§ WHAT THE TASK REQUIRES: From the entries below, copy every line holding the word "offer".

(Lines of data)
:::

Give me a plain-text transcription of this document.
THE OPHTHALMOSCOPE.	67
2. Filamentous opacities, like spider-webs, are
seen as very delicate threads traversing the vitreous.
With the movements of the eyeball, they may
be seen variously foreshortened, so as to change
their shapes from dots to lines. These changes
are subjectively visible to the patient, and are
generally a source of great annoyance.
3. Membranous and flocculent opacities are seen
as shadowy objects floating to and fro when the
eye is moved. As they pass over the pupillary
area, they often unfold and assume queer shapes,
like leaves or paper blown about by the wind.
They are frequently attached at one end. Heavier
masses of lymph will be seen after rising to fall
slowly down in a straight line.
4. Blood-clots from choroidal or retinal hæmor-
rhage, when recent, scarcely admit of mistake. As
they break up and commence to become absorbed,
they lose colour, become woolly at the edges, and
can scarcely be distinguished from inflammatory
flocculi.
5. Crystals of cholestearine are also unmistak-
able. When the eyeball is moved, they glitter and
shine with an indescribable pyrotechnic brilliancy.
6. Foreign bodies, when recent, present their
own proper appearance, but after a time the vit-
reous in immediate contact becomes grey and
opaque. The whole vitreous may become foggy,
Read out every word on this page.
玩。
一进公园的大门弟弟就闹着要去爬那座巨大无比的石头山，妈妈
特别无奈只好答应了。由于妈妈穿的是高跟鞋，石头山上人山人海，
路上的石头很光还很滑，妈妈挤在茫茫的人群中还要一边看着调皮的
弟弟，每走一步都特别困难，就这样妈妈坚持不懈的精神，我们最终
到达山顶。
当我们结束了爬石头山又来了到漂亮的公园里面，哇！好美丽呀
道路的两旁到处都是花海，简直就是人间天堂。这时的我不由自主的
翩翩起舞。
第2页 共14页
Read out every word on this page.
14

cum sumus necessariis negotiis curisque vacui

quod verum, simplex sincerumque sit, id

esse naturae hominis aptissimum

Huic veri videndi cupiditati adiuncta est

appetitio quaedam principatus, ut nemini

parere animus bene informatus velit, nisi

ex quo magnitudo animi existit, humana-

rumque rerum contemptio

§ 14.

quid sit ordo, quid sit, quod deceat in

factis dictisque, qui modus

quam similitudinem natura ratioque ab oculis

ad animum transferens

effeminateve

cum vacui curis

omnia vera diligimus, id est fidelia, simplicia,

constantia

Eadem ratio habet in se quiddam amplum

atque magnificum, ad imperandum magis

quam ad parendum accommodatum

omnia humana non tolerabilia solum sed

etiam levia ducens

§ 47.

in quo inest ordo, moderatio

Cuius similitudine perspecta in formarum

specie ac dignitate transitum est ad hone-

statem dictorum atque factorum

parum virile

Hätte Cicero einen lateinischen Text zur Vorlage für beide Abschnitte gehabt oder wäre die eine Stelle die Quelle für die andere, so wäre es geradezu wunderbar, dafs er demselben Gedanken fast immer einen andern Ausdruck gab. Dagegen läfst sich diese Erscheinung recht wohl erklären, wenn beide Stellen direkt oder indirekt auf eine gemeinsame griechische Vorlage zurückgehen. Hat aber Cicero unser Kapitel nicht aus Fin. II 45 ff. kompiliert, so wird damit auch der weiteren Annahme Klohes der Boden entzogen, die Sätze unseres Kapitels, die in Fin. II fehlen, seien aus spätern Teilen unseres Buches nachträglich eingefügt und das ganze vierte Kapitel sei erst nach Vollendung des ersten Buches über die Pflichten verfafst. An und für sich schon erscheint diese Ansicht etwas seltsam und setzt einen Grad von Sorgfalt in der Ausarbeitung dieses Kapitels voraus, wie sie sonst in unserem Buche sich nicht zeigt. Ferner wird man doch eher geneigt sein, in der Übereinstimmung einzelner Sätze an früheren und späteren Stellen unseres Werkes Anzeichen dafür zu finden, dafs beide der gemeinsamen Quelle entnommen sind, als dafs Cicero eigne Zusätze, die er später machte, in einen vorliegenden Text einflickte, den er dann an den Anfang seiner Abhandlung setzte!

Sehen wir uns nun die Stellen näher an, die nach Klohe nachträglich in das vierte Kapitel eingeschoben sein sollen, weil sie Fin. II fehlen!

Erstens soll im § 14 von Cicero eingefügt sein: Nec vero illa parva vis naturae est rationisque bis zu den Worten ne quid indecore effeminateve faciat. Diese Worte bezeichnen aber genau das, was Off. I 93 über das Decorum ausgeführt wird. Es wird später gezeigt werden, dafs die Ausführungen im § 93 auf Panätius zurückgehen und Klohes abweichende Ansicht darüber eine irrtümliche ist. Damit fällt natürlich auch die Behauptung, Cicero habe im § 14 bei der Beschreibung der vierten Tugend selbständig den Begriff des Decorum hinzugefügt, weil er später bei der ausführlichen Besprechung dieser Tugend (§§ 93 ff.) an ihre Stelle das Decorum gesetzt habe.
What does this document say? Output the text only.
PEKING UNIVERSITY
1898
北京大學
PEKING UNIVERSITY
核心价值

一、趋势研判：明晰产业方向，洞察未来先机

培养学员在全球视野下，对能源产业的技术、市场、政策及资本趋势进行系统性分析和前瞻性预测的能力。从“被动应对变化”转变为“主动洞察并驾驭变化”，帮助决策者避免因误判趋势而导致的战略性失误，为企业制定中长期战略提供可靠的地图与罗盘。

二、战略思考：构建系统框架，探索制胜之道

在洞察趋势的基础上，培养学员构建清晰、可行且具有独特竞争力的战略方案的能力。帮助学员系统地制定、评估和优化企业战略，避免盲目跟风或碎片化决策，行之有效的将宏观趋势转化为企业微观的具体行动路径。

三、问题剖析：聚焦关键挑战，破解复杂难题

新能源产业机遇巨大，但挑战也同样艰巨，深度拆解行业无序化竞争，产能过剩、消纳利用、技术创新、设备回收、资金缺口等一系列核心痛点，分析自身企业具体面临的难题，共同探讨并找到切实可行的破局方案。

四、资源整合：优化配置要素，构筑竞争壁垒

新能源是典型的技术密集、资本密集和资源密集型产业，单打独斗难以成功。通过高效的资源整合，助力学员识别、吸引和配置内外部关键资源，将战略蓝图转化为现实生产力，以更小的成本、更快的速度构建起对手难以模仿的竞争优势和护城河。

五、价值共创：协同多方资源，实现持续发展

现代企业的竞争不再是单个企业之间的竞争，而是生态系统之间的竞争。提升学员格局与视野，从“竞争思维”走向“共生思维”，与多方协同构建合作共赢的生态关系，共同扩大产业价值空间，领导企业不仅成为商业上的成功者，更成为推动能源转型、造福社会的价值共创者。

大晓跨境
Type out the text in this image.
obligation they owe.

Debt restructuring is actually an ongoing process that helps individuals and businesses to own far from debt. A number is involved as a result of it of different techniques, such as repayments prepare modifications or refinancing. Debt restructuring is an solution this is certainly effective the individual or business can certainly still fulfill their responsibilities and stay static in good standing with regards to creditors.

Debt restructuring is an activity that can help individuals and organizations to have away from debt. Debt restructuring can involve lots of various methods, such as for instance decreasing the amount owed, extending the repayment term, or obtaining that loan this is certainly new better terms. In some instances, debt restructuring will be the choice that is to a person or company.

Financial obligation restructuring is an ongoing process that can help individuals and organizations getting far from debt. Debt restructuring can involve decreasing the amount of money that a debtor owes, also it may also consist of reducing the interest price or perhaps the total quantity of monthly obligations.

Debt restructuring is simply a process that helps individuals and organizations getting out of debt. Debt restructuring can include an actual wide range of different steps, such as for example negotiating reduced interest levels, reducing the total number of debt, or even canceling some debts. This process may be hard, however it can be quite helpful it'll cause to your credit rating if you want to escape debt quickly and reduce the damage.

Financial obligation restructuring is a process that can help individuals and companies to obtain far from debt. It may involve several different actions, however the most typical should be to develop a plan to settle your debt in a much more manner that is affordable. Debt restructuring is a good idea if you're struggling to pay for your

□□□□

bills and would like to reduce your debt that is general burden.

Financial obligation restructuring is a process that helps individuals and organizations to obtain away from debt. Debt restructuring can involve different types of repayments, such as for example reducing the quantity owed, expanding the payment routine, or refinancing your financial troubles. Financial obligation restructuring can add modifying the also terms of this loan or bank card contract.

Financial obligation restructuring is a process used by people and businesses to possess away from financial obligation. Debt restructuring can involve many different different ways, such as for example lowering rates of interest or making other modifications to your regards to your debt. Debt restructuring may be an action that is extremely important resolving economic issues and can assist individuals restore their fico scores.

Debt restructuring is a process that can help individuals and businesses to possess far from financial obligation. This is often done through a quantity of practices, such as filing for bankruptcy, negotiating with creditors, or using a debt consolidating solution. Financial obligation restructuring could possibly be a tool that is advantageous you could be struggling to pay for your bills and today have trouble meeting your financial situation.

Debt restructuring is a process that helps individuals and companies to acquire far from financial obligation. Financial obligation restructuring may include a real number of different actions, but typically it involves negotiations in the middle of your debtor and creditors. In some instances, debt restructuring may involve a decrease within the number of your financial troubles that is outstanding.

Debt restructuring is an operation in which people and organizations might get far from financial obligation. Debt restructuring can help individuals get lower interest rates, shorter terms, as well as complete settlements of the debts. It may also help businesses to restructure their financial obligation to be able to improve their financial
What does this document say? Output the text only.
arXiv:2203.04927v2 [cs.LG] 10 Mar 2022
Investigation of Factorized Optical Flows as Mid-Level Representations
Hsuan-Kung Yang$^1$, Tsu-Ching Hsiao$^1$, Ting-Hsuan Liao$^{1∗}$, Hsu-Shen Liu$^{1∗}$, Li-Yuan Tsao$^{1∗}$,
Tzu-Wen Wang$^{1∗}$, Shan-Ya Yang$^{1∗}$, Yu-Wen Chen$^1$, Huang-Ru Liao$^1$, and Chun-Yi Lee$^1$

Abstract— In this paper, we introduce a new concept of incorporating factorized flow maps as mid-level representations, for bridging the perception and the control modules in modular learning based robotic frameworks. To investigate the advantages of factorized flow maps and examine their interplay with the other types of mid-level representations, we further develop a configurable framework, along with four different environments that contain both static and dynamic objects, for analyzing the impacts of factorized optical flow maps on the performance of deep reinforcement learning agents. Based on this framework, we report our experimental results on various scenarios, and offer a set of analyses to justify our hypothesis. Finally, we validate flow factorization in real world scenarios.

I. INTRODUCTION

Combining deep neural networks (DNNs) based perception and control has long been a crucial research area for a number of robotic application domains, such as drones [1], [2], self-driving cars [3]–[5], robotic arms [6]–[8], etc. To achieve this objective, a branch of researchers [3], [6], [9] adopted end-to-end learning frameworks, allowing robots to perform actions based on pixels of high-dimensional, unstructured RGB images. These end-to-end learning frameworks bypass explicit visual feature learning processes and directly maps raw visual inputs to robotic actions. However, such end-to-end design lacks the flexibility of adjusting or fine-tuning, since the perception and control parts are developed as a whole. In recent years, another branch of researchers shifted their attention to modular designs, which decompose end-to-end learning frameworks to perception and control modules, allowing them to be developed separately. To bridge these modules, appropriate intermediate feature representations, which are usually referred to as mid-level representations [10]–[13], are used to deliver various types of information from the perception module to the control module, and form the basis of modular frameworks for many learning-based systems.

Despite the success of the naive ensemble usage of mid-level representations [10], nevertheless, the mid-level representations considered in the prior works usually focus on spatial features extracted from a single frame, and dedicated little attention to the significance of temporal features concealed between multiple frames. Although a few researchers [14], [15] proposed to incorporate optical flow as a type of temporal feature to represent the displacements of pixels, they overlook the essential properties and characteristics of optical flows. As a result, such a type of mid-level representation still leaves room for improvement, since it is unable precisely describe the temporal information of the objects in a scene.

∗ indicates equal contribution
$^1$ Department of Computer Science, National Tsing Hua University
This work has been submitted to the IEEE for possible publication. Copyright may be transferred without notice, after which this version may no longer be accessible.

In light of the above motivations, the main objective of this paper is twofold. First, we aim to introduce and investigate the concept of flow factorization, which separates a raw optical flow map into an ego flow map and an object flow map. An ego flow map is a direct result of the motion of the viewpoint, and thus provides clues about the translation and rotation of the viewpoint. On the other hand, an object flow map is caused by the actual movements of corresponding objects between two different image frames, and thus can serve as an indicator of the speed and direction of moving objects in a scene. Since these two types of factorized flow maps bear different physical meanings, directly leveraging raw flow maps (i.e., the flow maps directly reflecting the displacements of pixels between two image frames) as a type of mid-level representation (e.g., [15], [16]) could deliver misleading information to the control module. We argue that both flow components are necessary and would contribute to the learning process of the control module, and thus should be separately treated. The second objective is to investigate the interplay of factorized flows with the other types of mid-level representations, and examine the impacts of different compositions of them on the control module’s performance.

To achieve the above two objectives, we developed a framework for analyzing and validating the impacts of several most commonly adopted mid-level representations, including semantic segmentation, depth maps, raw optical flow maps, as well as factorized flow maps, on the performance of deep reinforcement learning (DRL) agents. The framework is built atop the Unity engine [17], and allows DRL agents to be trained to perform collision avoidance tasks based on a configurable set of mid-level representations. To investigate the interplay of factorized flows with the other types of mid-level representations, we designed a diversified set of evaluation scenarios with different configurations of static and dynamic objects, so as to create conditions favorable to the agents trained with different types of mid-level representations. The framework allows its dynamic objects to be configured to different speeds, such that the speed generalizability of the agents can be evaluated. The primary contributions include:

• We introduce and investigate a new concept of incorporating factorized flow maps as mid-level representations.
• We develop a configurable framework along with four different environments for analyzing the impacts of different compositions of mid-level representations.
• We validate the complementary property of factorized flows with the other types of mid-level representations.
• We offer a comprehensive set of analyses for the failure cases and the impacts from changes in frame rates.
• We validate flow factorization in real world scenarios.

:::

§ OUTPUT BELOW:
Abstract— In this paper, we introduce a new concept of incorporating factorized flow maps as mid-level representations, for bridging the perception and the control modules in modular learning based robotic frameworks. To investigate the advantages of factorized flow maps and examine their interplay with the other types of mid-level representations, we further develop a configurable framework, along with four different environments that contain both static and dynamic objects, for analyzing the impacts of factorized optical flow maps on the performance of deep reinforcement learning agents. Based on this framework, we report our experimental results on various scenarios, and offer a set of analyses to justify our hypothesis. Finally, we validate flow factorization in real world scenarios.
• We offer a comprehensive set of analyses for the failure cases and the impacts from changes in frame rates.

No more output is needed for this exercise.